▶ _Exercise prompt_
Print out each record below, unaltered and complete, without its images.

## START Available records

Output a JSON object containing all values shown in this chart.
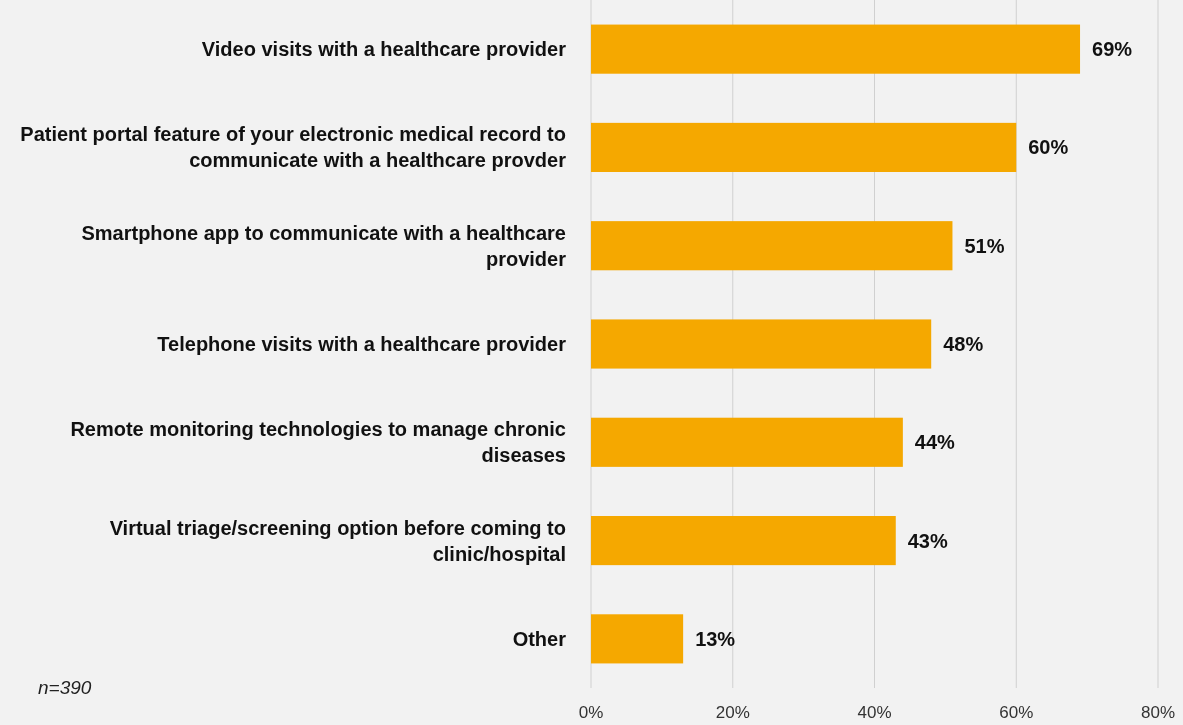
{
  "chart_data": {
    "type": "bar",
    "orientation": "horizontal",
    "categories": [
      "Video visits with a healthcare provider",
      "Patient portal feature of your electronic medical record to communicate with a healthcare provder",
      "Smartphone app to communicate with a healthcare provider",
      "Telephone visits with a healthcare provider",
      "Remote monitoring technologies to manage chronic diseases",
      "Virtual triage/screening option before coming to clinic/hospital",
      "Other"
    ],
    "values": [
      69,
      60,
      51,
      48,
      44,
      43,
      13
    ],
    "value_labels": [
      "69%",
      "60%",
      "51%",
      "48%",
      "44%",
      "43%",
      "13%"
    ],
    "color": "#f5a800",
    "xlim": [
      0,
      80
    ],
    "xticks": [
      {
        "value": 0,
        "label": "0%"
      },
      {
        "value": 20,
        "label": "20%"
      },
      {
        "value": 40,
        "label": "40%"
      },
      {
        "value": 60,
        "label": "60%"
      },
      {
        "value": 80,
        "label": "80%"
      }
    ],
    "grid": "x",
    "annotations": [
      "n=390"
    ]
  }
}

## END Available records

▶ _Exercise result_
Output a JSON object containing all values shown in this chart.
{
  "chart_data": {
    "type": "bar",
    "orientation": "horizontal",
    "categories": [
      "Video visits with a healthcare provider",
      "Patient portal feature of your electronic medical record to communicate with a healthcare provder",
      "Smartphone app to communicate with a healthcare provider",
      "Telephone visits with a healthcare provider",
      "Remote monitoring technologies to manage chronic diseases",
      "Virtual triage/screening option before coming to clinic/hospital",
      "Other"
    ],
    "values": [
      69,
      60,
      51,
      48,
      44,
      43,
      13
    ],
    "value_labels": [
      "69%",
      "60%",
      "51%",
      "48%",
      "44%",
      "43%",
      "13%"
    ],
    "color": "#f5a800",
    "xlim": [
      0,
      80
    ],
    "xticks": [
      {
        "value": 0,
        "label": "0%"
      },
      {
        "value": 20,
        "label": "20%"
      },
      {
        "value": 40,
        "label": "40%"
      },
      {
        "value": 60,
        "label": "60%"
      },
      {
        "value": 80,
        "label": "80%"
      }
    ],
    "grid": "x",
    "annotations": [
      "n=390"
    ]
  }
}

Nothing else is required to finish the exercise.